■ Problem requirements:
Look through the material below, count the lines containing the word "JSON", and state only the count.

Stored entries
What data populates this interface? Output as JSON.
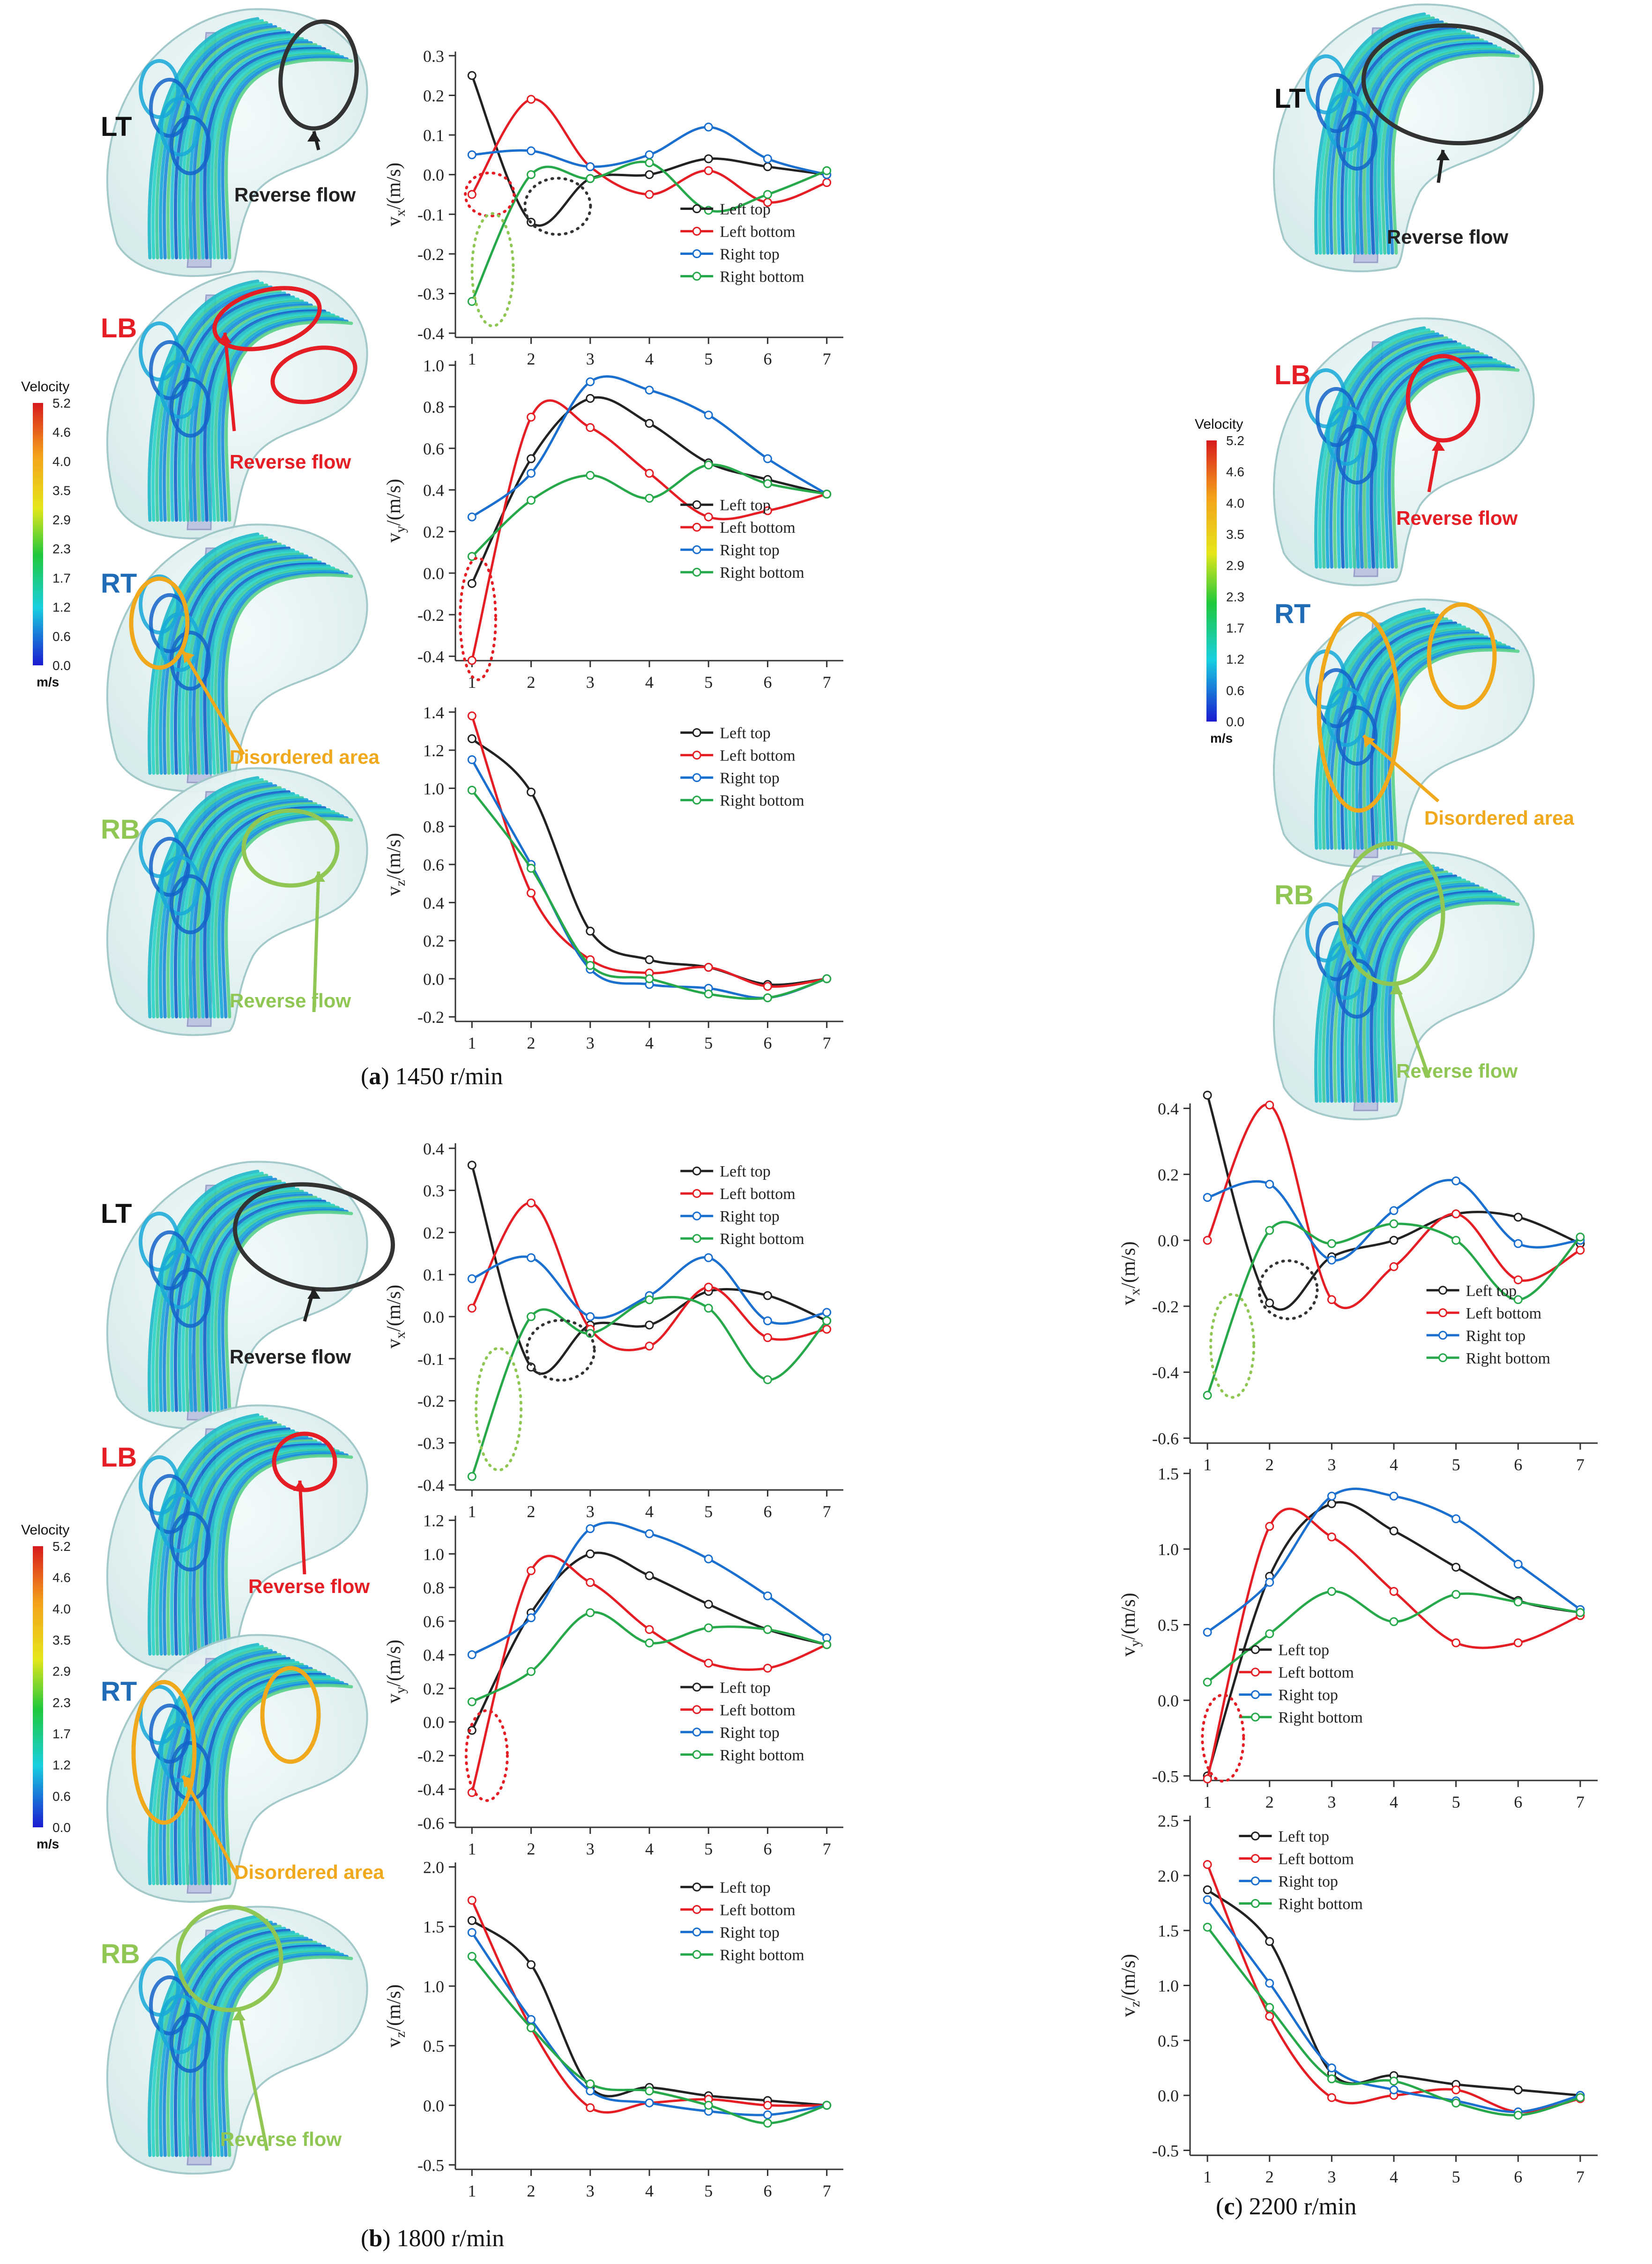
{
  "figure": {
    "captions": {
      "a": {
        "tag": "a",
        "text": "1450 r/min"
      },
      "b": {
        "tag": "b",
        "text": "1800 r/min"
      },
      "c": {
        "tag": "c",
        "text": "2200 r/min"
      }
    },
    "legend_bar": {
      "title": "Velocity",
      "unit": "m/s",
      "ticks": [
        "5.2",
        "4.6",
        "4.0",
        "3.5",
        "2.9",
        "2.3",
        "1.7",
        "1.2",
        "0.6",
        "0.0"
      ]
    },
    "panel_labels": {
      "lt": "LT",
      "lb": "LB",
      "rt": "RT",
      "rb": "RB"
    },
    "annotations": {
      "reverse": "Reverse flow",
      "disordered": "Disordered area"
    },
    "colors": {
      "lt": "#222222",
      "lb": "#e51e25",
      "rt": "#1a6fcf",
      "rb": "#27a84a",
      "lb_label": "#e51e25",
      "rt_label": "#1f6bb5",
      "rb_label": "#8fc654",
      "disordered": "#f0a81c",
      "reverse_rb": "#8fc654"
    }
  },
  "chart_data": [
    {
      "id": "a_vx",
      "type": "line",
      "group": "a",
      "ylabel": "vx/(m/s)",
      "xlabel": "",
      "x": [
        1,
        2,
        3,
        4,
        5,
        6,
        7
      ],
      "ylim": [
        -0.4,
        0.3
      ],
      "yticks": [
        -0.4,
        -0.3,
        -0.2,
        -0.1,
        0.0,
        0.1,
        0.2,
        0.3
      ],
      "ytick_labels": [
        "-0.4",
        "-0.3",
        "-0.2",
        "-0.1",
        "0.0",
        "0.1",
        "0.2",
        "0.3"
      ],
      "legend_position": "bottom-right",
      "series": [
        {
          "name": "Left top",
          "values": [
            0.25,
            -0.12,
            -0.01,
            0.0,
            0.04,
            0.02,
            0.0
          ]
        },
        {
          "name": "Left bottom",
          "values": [
            -0.05,
            0.19,
            0.02,
            -0.05,
            0.01,
            -0.07,
            -0.02
          ]
        },
        {
          "name": "Right top",
          "values": [
            0.05,
            0.06,
            0.02,
            0.05,
            0.12,
            0.04,
            0.0
          ]
        },
        {
          "name": "Right bottom",
          "values": [
            -0.32,
            0.0,
            -0.01,
            0.03,
            -0.09,
            -0.05,
            0.01
          ]
        }
      ]
    },
    {
      "id": "a_vy",
      "type": "line",
      "group": "a",
      "ylabel": "vy/(m/s)",
      "xlabel": "",
      "x": [
        1,
        2,
        3,
        4,
        5,
        6,
        7
      ],
      "ylim": [
        -0.4,
        1.0
      ],
      "yticks": [
        -0.4,
        -0.2,
        0.0,
        0.2,
        0.4,
        0.6,
        0.8,
        1.0
      ],
      "ytick_labels": [
        "-0.4",
        "-0.2",
        "0.0",
        "0.2",
        "0.4",
        "0.6",
        "0.8",
        "1.0"
      ],
      "legend_position": "middle-right",
      "series": [
        {
          "name": "Left top",
          "values": [
            -0.05,
            0.55,
            0.84,
            0.72,
            0.53,
            0.45,
            0.38
          ]
        },
        {
          "name": "Left bottom",
          "values": [
            -0.42,
            0.75,
            0.7,
            0.48,
            0.27,
            0.3,
            0.38
          ]
        },
        {
          "name": "Right top",
          "values": [
            0.27,
            0.48,
            0.92,
            0.88,
            0.76,
            0.55,
            0.38
          ]
        },
        {
          "name": "Right bottom",
          "values": [
            0.08,
            0.35,
            0.47,
            0.36,
            0.52,
            0.43,
            0.38
          ]
        }
      ]
    },
    {
      "id": "a_vz",
      "type": "line",
      "group": "a",
      "ylabel": "vz/(m/s)",
      "xlabel": "",
      "x": [
        1,
        2,
        3,
        4,
        5,
        6,
        7
      ],
      "ylim": [
        -0.2,
        1.4
      ],
      "yticks": [
        -0.2,
        0.0,
        0.2,
        0.4,
        0.6,
        0.8,
        1.0,
        1.2,
        1.4
      ],
      "ytick_labels": [
        "-0.2",
        "0.0",
        "0.2",
        "0.4",
        "0.6",
        "0.8",
        "1.0",
        "1.2",
        "1.4"
      ],
      "legend_position": "top-right",
      "series": [
        {
          "name": "Left top",
          "values": [
            1.26,
            0.98,
            0.25,
            0.1,
            0.06,
            -0.03,
            0.0
          ]
        },
        {
          "name": "Left bottom",
          "values": [
            1.38,
            0.45,
            0.1,
            0.03,
            0.06,
            -0.04,
            0.0
          ]
        },
        {
          "name": "Right top",
          "values": [
            1.15,
            0.6,
            0.05,
            -0.03,
            -0.05,
            -0.1,
            0.0
          ]
        },
        {
          "name": "Right bottom",
          "values": [
            0.99,
            0.58,
            0.07,
            0.0,
            -0.08,
            -0.1,
            0.0
          ]
        }
      ]
    },
    {
      "id": "b_vx",
      "type": "line",
      "group": "b",
      "ylabel": "vx/(m/s)",
      "xlabel": "",
      "x": [
        1,
        2,
        3,
        4,
        5,
        6,
        7
      ],
      "ylim": [
        -0.4,
        0.4
      ],
      "yticks": [
        -0.4,
        -0.3,
        -0.2,
        -0.1,
        0.0,
        0.1,
        0.2,
        0.3,
        0.4
      ],
      "ytick_labels": [
        "-0.4",
        "-0.3",
        "-0.2",
        "-0.1",
        "0.0",
        "0.1",
        "0.2",
        "0.3",
        "0.4"
      ],
      "legend_position": "top-right",
      "series": [
        {
          "name": "Left top",
          "values": [
            0.36,
            -0.12,
            -0.02,
            -0.02,
            0.06,
            0.05,
            -0.01
          ]
        },
        {
          "name": "Left bottom",
          "values": [
            0.02,
            0.27,
            -0.03,
            -0.07,
            0.07,
            -0.05,
            -0.03
          ]
        },
        {
          "name": "Right top",
          "values": [
            0.09,
            0.14,
            0.0,
            0.05,
            0.14,
            -0.01,
            0.01
          ]
        },
        {
          "name": "Right bottom",
          "values": [
            -0.38,
            0.0,
            -0.04,
            0.04,
            0.02,
            -0.15,
            -0.01
          ]
        }
      ]
    },
    {
      "id": "b_vy",
      "type": "line",
      "group": "b",
      "ylabel": "vy/(m/s)",
      "xlabel": "",
      "x": [
        1,
        2,
        3,
        4,
        5,
        6,
        7
      ],
      "ylim": [
        -0.6,
        1.2
      ],
      "yticks": [
        -0.6,
        -0.4,
        -0.2,
        0.0,
        0.2,
        0.4,
        0.6,
        0.8,
        1.0,
        1.2
      ],
      "ytick_labels": [
        "-0.6",
        "-0.4",
        "-0.2",
        "0.0",
        "0.2",
        "0.4",
        "0.6",
        "0.8",
        "1.0",
        "1.2"
      ],
      "legend_position": "bottom-right",
      "series": [
        {
          "name": "Left top",
          "values": [
            -0.05,
            0.65,
            1.0,
            0.87,
            0.7,
            0.55,
            0.46
          ]
        },
        {
          "name": "Left bottom",
          "values": [
            -0.42,
            0.9,
            0.83,
            0.55,
            0.35,
            0.32,
            0.46
          ]
        },
        {
          "name": "Right top",
          "values": [
            0.4,
            0.62,
            1.15,
            1.12,
            0.97,
            0.75,
            0.5
          ]
        },
        {
          "name": "Right bottom",
          "values": [
            0.12,
            0.3,
            0.65,
            0.47,
            0.56,
            0.55,
            0.46
          ]
        }
      ]
    },
    {
      "id": "b_vz",
      "type": "line",
      "group": "b",
      "ylabel": "vz/(m/s)",
      "xlabel": "",
      "x": [
        1,
        2,
        3,
        4,
        5,
        6,
        7
      ],
      "ylim": [
        -0.5,
        2.0
      ],
      "yticks": [
        -0.5,
        0.0,
        0.5,
        1.0,
        1.5,
        2.0
      ],
      "ytick_labels": [
        "-0.5",
        "0.0",
        "0.5",
        "1.0",
        "1.5",
        "2.0"
      ],
      "legend_position": "top-right",
      "series": [
        {
          "name": "Left top",
          "values": [
            1.55,
            1.18,
            0.15,
            0.15,
            0.08,
            0.04,
            0.0
          ]
        },
        {
          "name": "Left bottom",
          "values": [
            1.72,
            0.65,
            -0.02,
            0.02,
            0.05,
            0.0,
            0.0
          ]
        },
        {
          "name": "Right top",
          "values": [
            1.45,
            0.72,
            0.12,
            0.02,
            -0.05,
            -0.08,
            0.0
          ]
        },
        {
          "name": "Right bottom",
          "values": [
            1.25,
            0.65,
            0.18,
            0.12,
            0.0,
            -0.15,
            0.0
          ]
        }
      ]
    },
    {
      "id": "c_vx",
      "type": "line",
      "group": "c",
      "ylabel": "vx/(m/s)",
      "xlabel": "",
      "x": [
        1,
        2,
        3,
        4,
        5,
        6,
        7
      ],
      "ylim": [
        -0.6,
        0.4
      ],
      "yticks": [
        -0.6,
        -0.4,
        -0.2,
        0.0,
        0.2,
        0.4
      ],
      "ytick_labels": [
        "-0.6",
        "-0.4",
        "-0.2",
        "0.0",
        "0.2",
        "0.4"
      ],
      "legend_position": "bottom-right",
      "series": [
        {
          "name": "Left top",
          "values": [
            0.44,
            -0.19,
            -0.05,
            0.0,
            0.08,
            0.07,
            -0.01
          ]
        },
        {
          "name": "Left bottom",
          "values": [
            0.0,
            0.41,
            -0.18,
            -0.08,
            0.08,
            -0.12,
            -0.03
          ]
        },
        {
          "name": "Right top",
          "values": [
            0.13,
            0.17,
            -0.06,
            0.09,
            0.18,
            -0.01,
            0.0
          ]
        },
        {
          "name": "Right bottom",
          "values": [
            -0.47,
            0.03,
            -0.01,
            0.05,
            0.0,
            -0.18,
            0.01
          ]
        }
      ]
    },
    {
      "id": "c_vy",
      "type": "line",
      "group": "c",
      "ylabel": "vy/(m/s)",
      "xlabel": "",
      "x": [
        1,
        2,
        3,
        4,
        5,
        6,
        7
      ],
      "ylim": [
        -0.5,
        1.5
      ],
      "yticks": [
        -0.5,
        0.0,
        0.5,
        1.0,
        1.5
      ],
      "ytick_labels": [
        "-0.5",
        "0.0",
        "0.5",
        "1.0",
        "1.5"
      ],
      "legend_position": "bottom-left",
      "series": [
        {
          "name": "Left top",
          "values": [
            -0.5,
            0.82,
            1.3,
            1.12,
            0.88,
            0.66,
            0.58
          ]
        },
        {
          "name": "Left bottom",
          "values": [
            -0.52,
            1.15,
            1.08,
            0.72,
            0.38,
            0.38,
            0.56
          ]
        },
        {
          "name": "Right top",
          "values": [
            0.45,
            0.78,
            1.35,
            1.35,
            1.2,
            0.9,
            0.6
          ]
        },
        {
          "name": "Right bottom",
          "values": [
            0.12,
            0.44,
            0.72,
            0.52,
            0.7,
            0.65,
            0.58
          ]
        }
      ]
    },
    {
      "id": "c_vz",
      "type": "line",
      "group": "c",
      "ylabel": "vz/(m/s)",
      "xlabel": "",
      "x": [
        1,
        2,
        3,
        4,
        5,
        6,
        7
      ],
      "ylim": [
        -0.5,
        2.5
      ],
      "yticks": [
        -0.5,
        0.0,
        0.5,
        1.0,
        1.5,
        2.0,
        2.5
      ],
      "ytick_labels": [
        "-0.5",
        "0.0",
        "0.5",
        "1.0",
        "1.5",
        "2.0",
        "2.5"
      ],
      "legend_position": "top-left",
      "series": [
        {
          "name": "Left top",
          "values": [
            1.87,
            1.4,
            0.2,
            0.18,
            0.1,
            0.05,
            0.0
          ]
        },
        {
          "name": "Left bottom",
          "values": [
            2.1,
            0.72,
            -0.02,
            0.0,
            0.05,
            -0.15,
            -0.03
          ]
        },
        {
          "name": "Right top",
          "values": [
            1.78,
            1.02,
            0.25,
            0.05,
            -0.05,
            -0.15,
            0.0
          ]
        },
        {
          "name": "Right bottom",
          "values": [
            1.53,
            0.8,
            0.15,
            0.13,
            -0.07,
            -0.18,
            -0.02
          ]
        }
      ]
    }
  ]
}
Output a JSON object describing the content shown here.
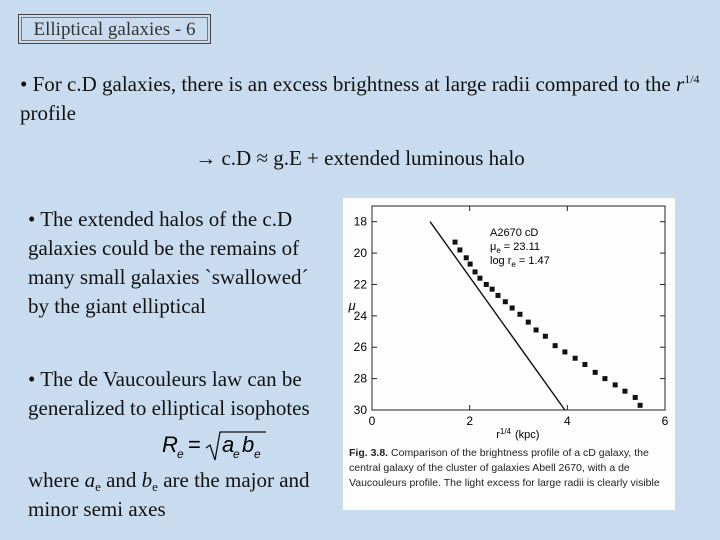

■ Result:
2